_Exercise directions:_ Return each line of the records with nothing changed, pictures excepted.

_Extracted information:_
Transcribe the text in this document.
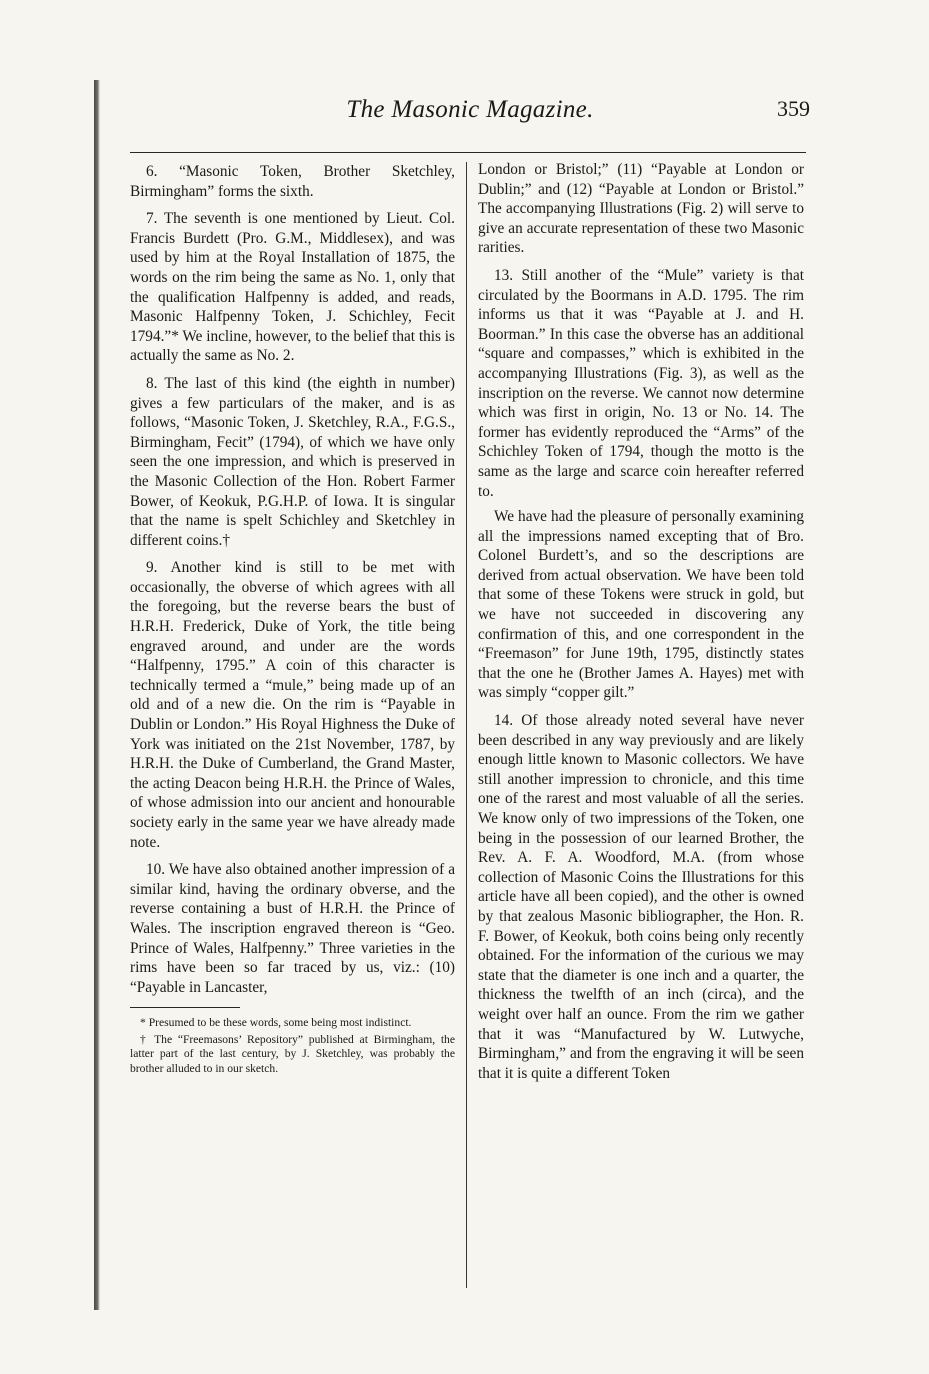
The Masonic Magazine.	359

6. “Masonic Token, Brother Sketchley, Birmingham” forms the sixth.

7. The seventh is one mentioned by Lieut. Col. Francis Burdett (Pro. G.M., Middlesex), and was used by him at the Royal Installation of 1875, the words on the rim being the same as No. 1, only that the qualification Halfpenny is added, and reads, Masonic Halfpenny Token, J. Schichley, Fecit 1794.”* We incline, however, to the belief that this is actually the same as No. 2.

8. The last of this kind (the eighth in number) gives a few particulars of the maker, and is as follows, “Masonic Token, J. Sketchley, R.A., F.G.S., Birmingham, Fecit” (1794), of which we have only seen the one impression, and which is preserved in the Masonic Collection of the Hon. Robert Farmer Bower, of Keokuk, P.G.H.P. of Iowa. It is singular that the name is spelt Schichley and Sketchley in different coins.†

9. Another kind is still to be met with occasionally, the obverse of which agrees with all the foregoing, but the reverse bears the bust of H.R.H. Frederick, Duke of York, the title being engraved around, and under are the words “Halfpenny, 1795.” A coin of this character is technically termed a “mule,” being made up of an old and of a new die. On the rim is “Payable in Dublin or London.” His Royal Highness the Duke of York was initiated on the 21st November, 1787, by H.R.H. the Duke of Cumberland, the Grand Master, the acting Deacon being H.R.H. the Prince of Wales, of whose admission into our ancient and honourable society early in the same year we have already made note.

10. We have also obtained another impression of a similar kind, having the ordinary obverse, and the reverse containing a bust of H.R.H. the Prince of Wales. The inscription engraved thereon is “Geo. Prince of Wales, Halfpenny.” Three varieties in the rims have been so far traced by us, viz.: (10) “Payable in Lancaster,

* Presumed to be these words, some being most indistinct.

† The “Freemasons’ Repository” published at Birmingham, the latter part of the last century, by J. Sketchley, was probably the brother alluded to in our sketch.

London or Bristol;” (11) “Payable at London or Dublin;” and (12) “Payable at London or Bristol.” The accompanying Illustrations (Fig. 2) will serve to give an accurate representation of these two Masonic rarities.

13. Still another of the “Mule” variety is that circulated by the Boormans in A.D. 1795. The rim informs us that it was “Payable at J. and H. Boorman.” In this case the obverse has an additional “square and compasses,” which is exhibited in the accompanying Illustrations (Fig. 3), as well as the inscription on the reverse. We cannot now determine which was first in origin, No. 13 or No. 14. The former has evidently reproduced the “Arms” of the Schichley Token of 1794, though the motto is the same as the large and scarce coin hereafter referred to.

We have had the pleasure of personally examining all the impressions named excepting that of Bro. Colonel Burdett’s, and so the descriptions are derived from actual observation. We have been told that some of these Tokens were struck in gold, but we have not succeeded in discovering any confirmation of this, and one correspondent in the “Freemason” for June 19th, 1795, distinctly states that the one he (Brother James A. Hayes) met with was simply “copper gilt.”

14. Of those already noted several have never been described in any way previously and are likely enough little known to Masonic collectors. We have still another impression to chronicle, and this time one of the rarest and most valuable of all the series. We know only of two impressions of the Token, one being in the possession of our learned Brother, the Rev. A. F. A. Woodford, M.A. (from whose collection of Masonic Coins the Illustrations for this article have all been copied), and the other is owned by that zealous Masonic bibliographer, the Hon. R. F. Bower, of Keokuk, both coins being only recently obtained. For the information of the curious we may state that the diameter is one inch and a quarter, the thickness the twelfth of an inch (circa), and the weight over half an ounce. From the rim we gather that it was “Manufactured by W. Lutwyche, Birmingham,” and from the engraving it will be seen that it is quite a different Token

_Complete response:_
Transcribe the text in this document.
The Masonic Magazine.	359

6. “Masonic Token, Brother Sketchley, Birmingham” forms the sixth.

7. The seventh is one mentioned by Lieut. Col. Francis Burdett (Pro. G.M., Middlesex), and was used by him at the Royal Installation of 1875, the words on the rim being the same as No. 1, only that the qualification Halfpenny is added, and reads, Masonic Halfpenny Token, J. Schichley, Fecit 1794.”* We incline, however, to the belief that this is actually the same as No. 2.

8. The last of this kind (the eighth in number) gives a few particulars of the maker, and is as follows, “Masonic Token, J. Sketchley, R.A., F.G.S., Birmingham, Fecit” (1794), of which we have only seen the one impression, and which is preserved in the Masonic Collection of the Hon. Robert Farmer Bower, of Keokuk, P.G.H.P. of Iowa. It is singular that the name is spelt Schichley and Sketchley in different coins.†

9. Another kind is still to be met with occasionally, the obverse of which agrees with all the foregoing, but the reverse bears the bust of H.R.H. Frederick, Duke of York, the title being engraved around, and under are the words “Halfpenny, 1795.” A coin of this character is technically termed a “mule,” being made up of an old and of a new die. On the rim is “Payable in Dublin or London.” His Royal Highness the Duke of York was initiated on the 21st November, 1787, by H.R.H. the Duke of Cumberland, the Grand Master, the acting Deacon being H.R.H. the Prince of Wales, of whose admission into our ancient and honourable society early in the same year we have already made note.

10. We have also obtained another impression of a similar kind, having the ordinary obverse, and the reverse containing a bust of H.R.H. the Prince of Wales. The inscription engraved thereon is “Geo. Prince of Wales, Halfpenny.” Three varieties in the rims have been so far traced by us, viz.: (10) “Payable in Lancaster,

* Presumed to be these words, some being most indistinct.

† The “Freemasons’ Repository” published at Birmingham, the latter part of the last century, by J. Sketchley, was probably the brother alluded to in our sketch.

London or Bristol;” (11) “Payable at London or Dublin;” and (12) “Payable at London or Bristol.” The accompanying Illustrations (Fig. 2) will serve to give an accurate representation of these two Masonic rarities.

13. Still another of the “Mule” variety is that circulated by the Boormans in A.D. 1795. The rim informs us that it was “Payable at J. and H. Boorman.” In this case the obverse has an additional “square and compasses,” which is exhibited in the accompanying Illustrations (Fig. 3), as well as the inscription on the reverse. We cannot now determine which was first in origin, No. 13 or No. 14. The former has evidently reproduced the “Arms” of the Schichley Token of 1794, though the motto is the same as the large and scarce coin hereafter referred to.

We have had the pleasure of personally examining all the impressions named excepting that of Bro. Colonel Burdett’s, and so the descriptions are derived from actual observation. We have been told that some of these Tokens were struck in gold, but we have not succeeded in discovering any confirmation of this, and one correspondent in the “Freemason” for June 19th, 1795, distinctly states that the one he (Brother James A. Hayes) met with was simply “copper gilt.”

14. Of those already noted several have never been described in any way previously and are likely enough little known to Masonic collectors. We have still another impression to chronicle, and this time one of the rarest and most valuable of all the series. We know only of two impressions of the Token, one being in the possession of our learned Brother, the Rev. A. F. A. Woodford, M.A. (from whose collection of Masonic Coins the Illustrations for this article have all been copied), and the other is owned by that zealous Masonic bibliographer, the Hon. R. F. Bower, of Keokuk, both coins being only recently obtained. For the information of the curious we may state that the diameter is one inch and a quarter, the thickness the twelfth of an inch (circa), and the weight over half an ounce. From the rim we gather that it was “Manufactured by W. Lutwyche, Birmingham,” and from the engraving it will be seen that it is quite a different Token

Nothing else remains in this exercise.